▸ DIRECTIVE:
Can you transcribe the data exactly? Leave the pictures out.
------ MATERIAL PROVIDED
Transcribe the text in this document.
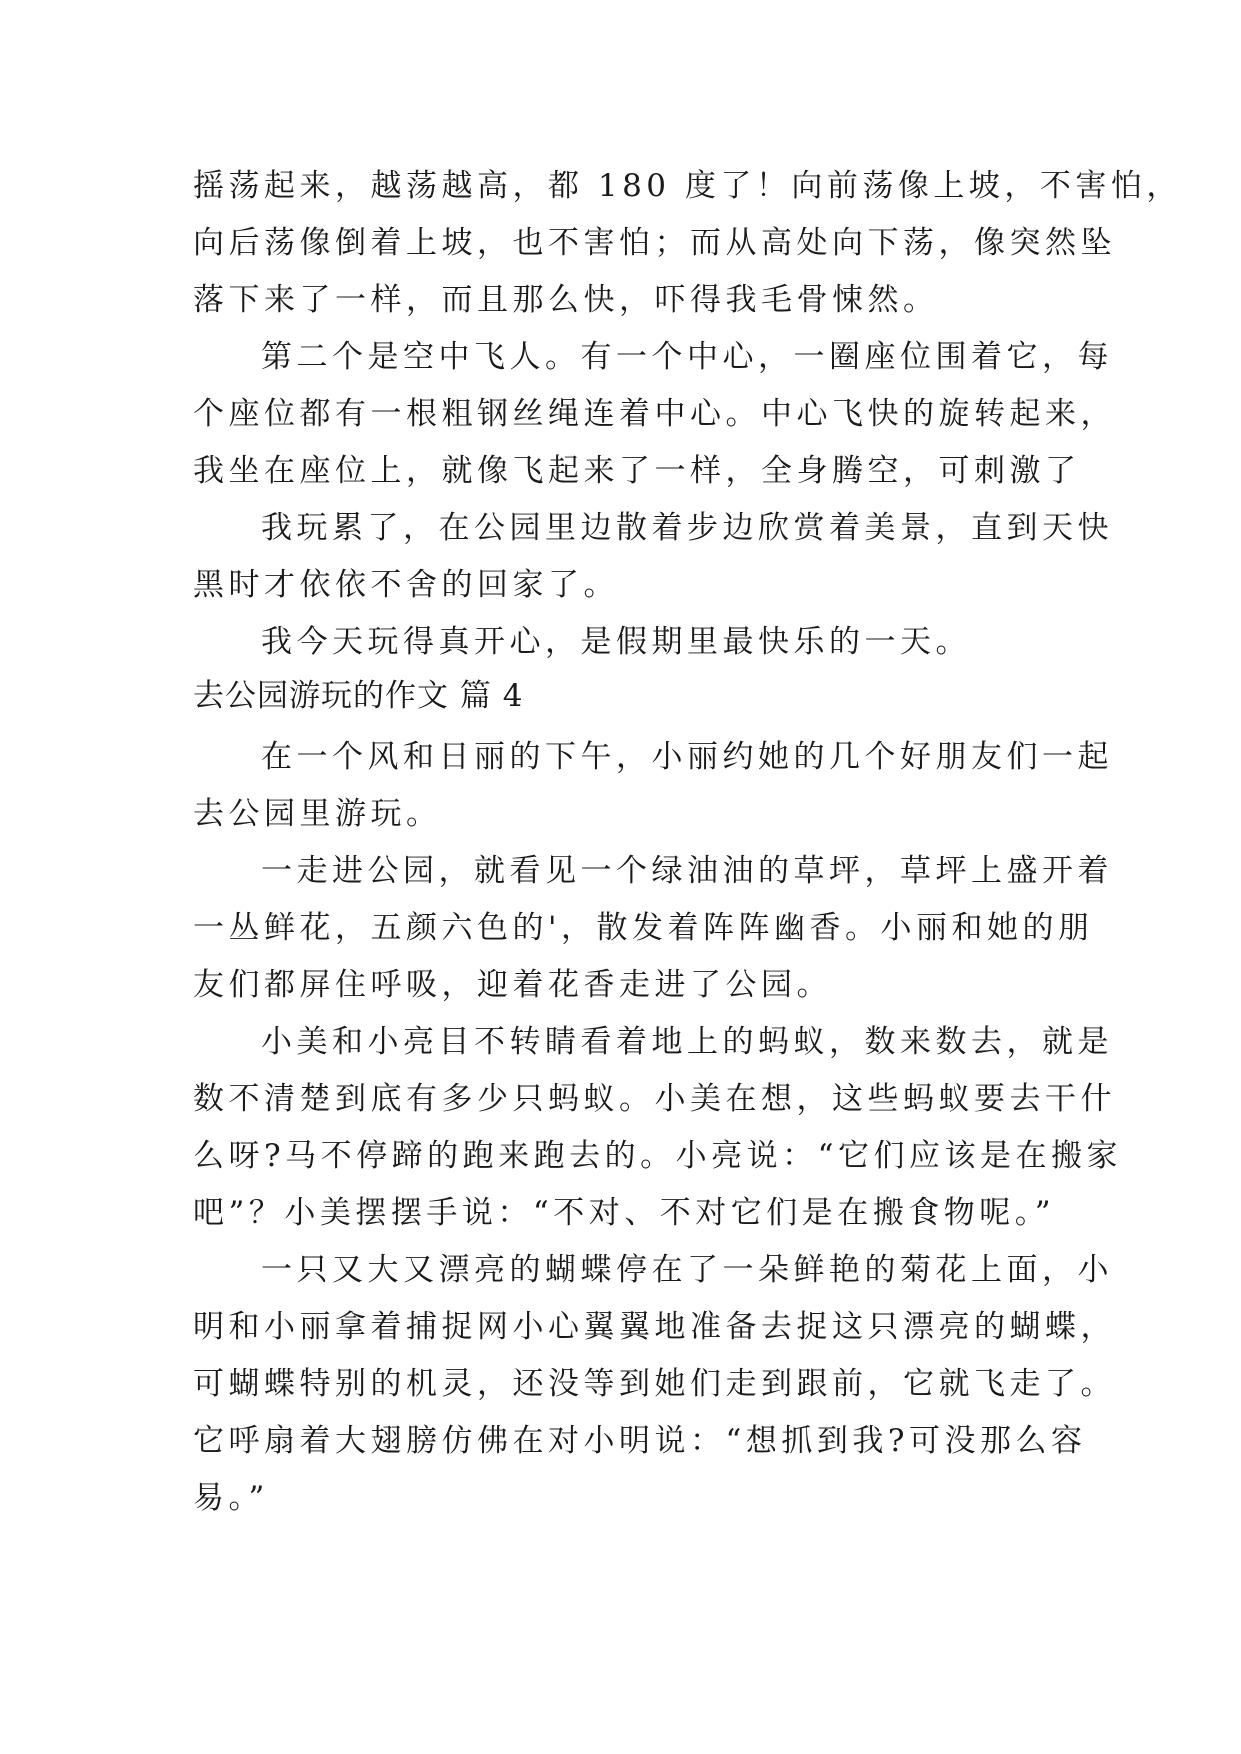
摇荡起来，越荡越高，都 180 度了！向前荡像上坡，不害怕，
向后荡像倒着上坡，也不害怕；而从高处向下荡，像突然坠
落下来了一样，而且那么快，吓得我毛骨悚然。
第二个是空中飞人。有一个中心，一圈座位围着它，每
个座位都有一根粗钢丝绳连着中心。中心飞快的旋转起来，
我坐在座位上，就像飞起来了一样，全身腾空，可刺激了
我玩累了，在公园里边散着步边欣赏着美景，直到天快
黑时才依依不舍的回家了。
我今天玩得真开心，是假期里最快乐的一天。
去公园游玩的作文 篇 4
在一个风和日丽的下午，小丽约她的几个好朋友们一起
去公园里游玩。
一走进公园，就看见一个绿油油的草坪，草坪上盛开着
一丛鲜花，五颜六色的'，散发着阵阵幽香。小丽和她的朋
友们都屏住呼吸，迎着花香走进了公园。
小美和小亮目不转睛看着地上的蚂蚁，数来数去，就是
数不清楚到底有多少只蚂蚁。小美在想，这些蚂蚁要去干什
么呀?马不停蹄的跑来跑去的。小亮说：“它们应该是在搬家
吧”？小美摆摆手说：“不对、不对它们是在搬食物呢。”
一只又大又漂亮的蝴蝶停在了一朵鲜艳的菊花上面，小
明和小丽拿着捕捉网小心翼翼地准备去捉这只漂亮的蝴蝶，
可蝴蝶特别的机灵，还没等到她们走到跟前，它就飞走了。
它呼扇着大翅膀仿佛在对小明说：“想抓到我?可没那么容
易。”
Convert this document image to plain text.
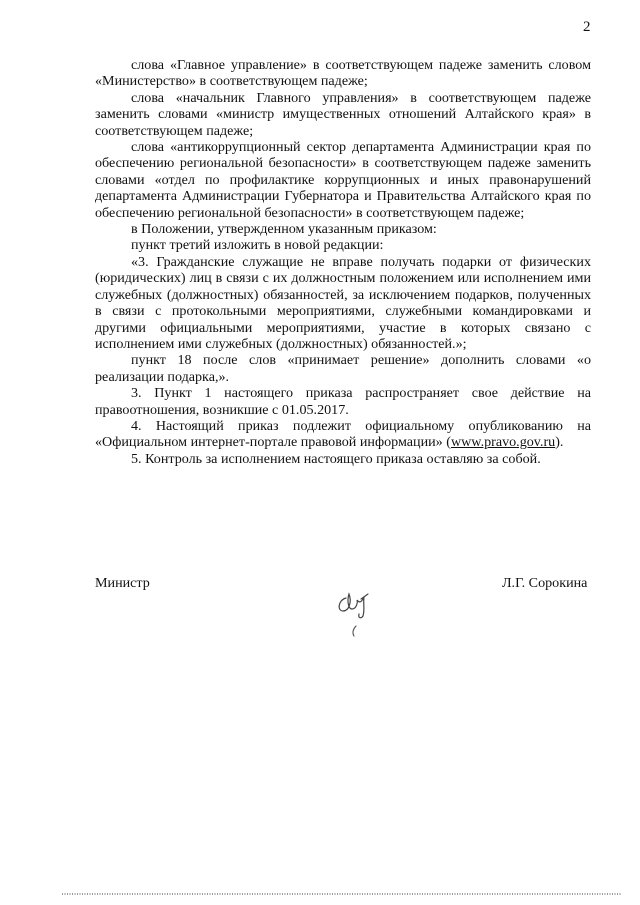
2

слова «Главное управление» в соответствующем падеже заменить словом «Министерство» в соответствующем падеже;

слова «начальник Главного управления» в соответствующем падеже заменить словами «министр имущественных отношений Алтайского края» в соответствующем падеже;

слова «антикоррупционный сектор департамента Администрации края по обеспечению региональной безопасности» в соответствующем падеже заменить словами «отдел по профилактике коррупционных и иных правонарушений департамента Администрации Губернатора и Правительства Алтайского края по обеспечению региональной безопасности» в соответствующем падеже;

в Положении, утвержденном указанным приказом:

пункт третий изложить в новой редакции:

«3. Гражданские служащие не вправе получать подарки от физических (юридических) лиц в связи с их должностным положением или исполнением ими служебных (должностных) обязанностей, за исключением подарков, полученных в связи с протокольными мероприятиями, служебными командировками и другими официальными мероприятиями, участие в которых связано с исполнением ими служебных (должностных) обязанностей.»;

пункт 18 после слов «принимает решение» дополнить словами «о реализации подарка,».

3. Пункт 1 настоящего приказа распространяет свое действие на правоотношения, возникшие с 01.05.2017.

4. Настоящий приказ подлежит официальному опубликованию на «Официальном интернет-портале правовой информации» (www.pravo.gov.ru).

5. Контроль за исполнением настоящего приказа оставляю за собой.

Министр	Л.Г. Сорокина
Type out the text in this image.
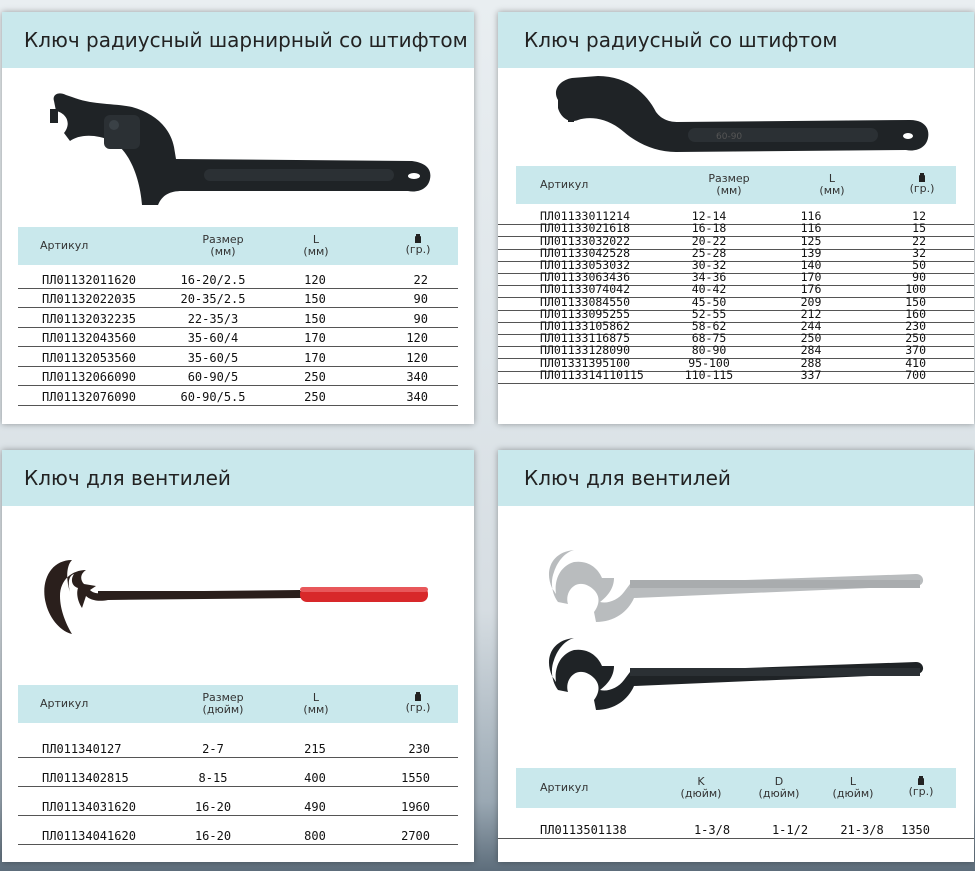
Ключ радиусный шарнирный со штифтом
Артикул	Размер
(мм)
L
(мм)	(гр.)
ПЛ01132011620	16-20/2.5	120	22
ПЛ01132022035	20-35/2.5	150	90
ПЛ01132032235	22-35/3	150	90
ПЛ01132043560	35-60/4	170	120
ПЛ01132053560	35-60/5	170	120
ПЛ01132066090	60-90/5	250	340
ПЛ01132076090	60-90/5.5	250	340
Ключ радиусный со штифтом
60-90
Артикул	Размер
(мм)
L
(мм)	(гр.)
ПЛ01133011214	12-14	116	12
ПЛ01133021618	16-18	116	15
ПЛ01133032022	20-22	125	22
ПЛ01133042528	25-28	139	32
ПЛ01133053032	30-32	140	50
ПЛ01133063436	34-36	170	90
ПЛ01133074042	40-42	176	100
ПЛ01133084550	45-50	209	150
ПЛ01133095255	52-55	212	160
ПЛ01133105862	58-62	244	230
ПЛ01133116875	68-75	250	250
ПЛ01133128090	80-90	284	370
ПЛ01331395100	95-100	288	410
ПЛ0113314110115	110-115	337	700
Ключ для вентилей
Артикул	Размер
(дюйм)
L
(мм)	(гр.)
ПЛ011340127	2-7	215	230
ПЛ0113402815	8-15	400	1550
ПЛ01134031620	16-20	490	1960
ПЛ01134041620	16-20	800	2700
Ключ для вентилей
Артикул	K
(дюйм)
D
(дюйм)
L
(дюйм)	(гр.)
ПЛ0113501138	1-3/8	1-1/2	21-3/8 1350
------------
▸ WRITTEN SOLUTION:
Transcribe the text in this document.
摇荡起来，越荡越高，都 180 度了！向前荡像上坡，不害怕，
向后荡像倒着上坡，也不害怕；而从高处向下荡，像突然坠
落下来了一样，而且那么快，吓得我毛骨悚然。
第二个是空中飞人。有一个中心，一圈座位围着它，每
个座位都有一根粗钢丝绳连着中心。中心飞快的旋转起来，
我坐在座位上，就像飞起来了一样，全身腾空，可刺激了
我玩累了，在公园里边散着步边欣赏着美景，直到天快
黑时才依依不舍的回家了。
我今天玩得真开心，是假期里最快乐的一天。
去公园游玩的作文 篇 4
在一个风和日丽的下午，小丽约她的几个好朋友们一起
去公园里游玩。
一走进公园，就看见一个绿油油的草坪，草坪上盛开着
一丛鲜花，五颜六色的'，散发着阵阵幽香。小丽和她的朋
友们都屏住呼吸，迎着花香走进了公园。
小美和小亮目不转睛看着地上的蚂蚁，数来数去，就是
数不清楚到底有多少只蚂蚁。小美在想，这些蚂蚁要去干什
么呀?马不停蹄的跑来跑去的。小亮说：“它们应该是在搬家
吧”？小美摆摆手说：“不对、不对它们是在搬食物呢。”
一只又大又漂亮的蝴蝶停在了一朵鲜艳的菊花上面，小
明和小丽拿着捕捉网小心翼翼地准备去捉这只漂亮的蝴蝶，
可蝴蝶特别的机灵，还没等到她们走到跟前，它就飞走了。
它呼扇着大翅膀仿佛在对小明说：“想抓到我?可没那么容
易。”
Convert this document image to plain text.
2

слова «Главное управление» в соответствующем падеже заменить словом «Министерство» в соответствующем падеже;

слова «начальник Главного управления» в соответствующем падеже заменить словами «министр имущественных отношений Алтайского края» в соответствующем падеже;

слова «антикоррупционный сектор департамента Администрации края по обеспечению региональной безопасности» в соответствующем падеже заменить словами «отдел по профилактике коррупционных и иных правонарушений департамента Администрации Губернатора и Правительства Алтайского края по обеспечению региональной безопасности» в соответствующем падеже;

в Положении, утвержденном указанным приказом:

пункт третий изложить в новой редакции:

«3. Гражданские служащие не вправе получать подарки от физических (юридических) лиц в связи с их должностным положением или исполнением ими служебных (должностных) обязанностей, за исключением подарков, полученных в связи с протокольными мероприятиями, служебными командировками и другими официальными мероприятиями, участие в которых связано с исполнением ими служебных (должностных) обязанностей.»;

пункт 18 после слов «принимает решение» дополнить словами «о реализации подарка,».

3. Пункт 1 настоящего приказа распространяет свое действие на правоотношения, возникшие с 01.05.2017.

4. Настоящий приказ подлежит официальному опубликованию на «Официальном интернет-портале правовой информации» (www.pravo.gov.ru).

5. Контроль за исполнением настоящего приказа оставляю за собой.

Министр	Л.Г. Сорокина
Type out the text in this image.
Ключ радиусный шарнирный со штифтом
Артикул	Размер
(мм)
L
(мм)	(гр.)
ПЛ01132011620	16-20/2.5	120	22
ПЛ01132022035	20-35/2.5	150	90
ПЛ01132032235	22-35/3	150	90
ПЛ01132043560	35-60/4	170	120
ПЛ01132053560	35-60/5	170	120
ПЛ01132066090	60-90/5	250	340
ПЛ01132076090	60-90/5.5	250	340
Ключ радиусный со штифтом
60-90
Артикул	Размер
(мм)
L
(мм)	(гр.)
ПЛ01133011214	12-14	116	12
ПЛ01133021618	16-18	116	15
ПЛ01133032022	20-22	125	22
ПЛ01133042528	25-28	139	32
ПЛ01133053032	30-32	140	50
ПЛ01133063436	34-36	170	90
ПЛ01133074042	40-42	176	100
ПЛ01133084550	45-50	209	150
ПЛ01133095255	52-55	212	160
ПЛ01133105862	58-62	244	230
ПЛ01133116875	68-75	250	250
ПЛ01133128090	80-90	284	370
ПЛ01331395100	95-100	288	410
ПЛ0113314110115	110-115	337	700
Ключ для вентилей
Артикул	Размер
(дюйм)
L
(мм)	(гр.)
ПЛ011340127	2-7	215	230
ПЛ0113402815	8-15	400	1550
ПЛ01134031620	16-20	490	1960
ПЛ01134041620	16-20	800	2700
Ключ для вентилей
Артикул	K
(дюйм)
D
(дюйм)
L
(дюйм)	(гр.)
ПЛ0113501138	1-3/8	1-1/2	21-3/8 1350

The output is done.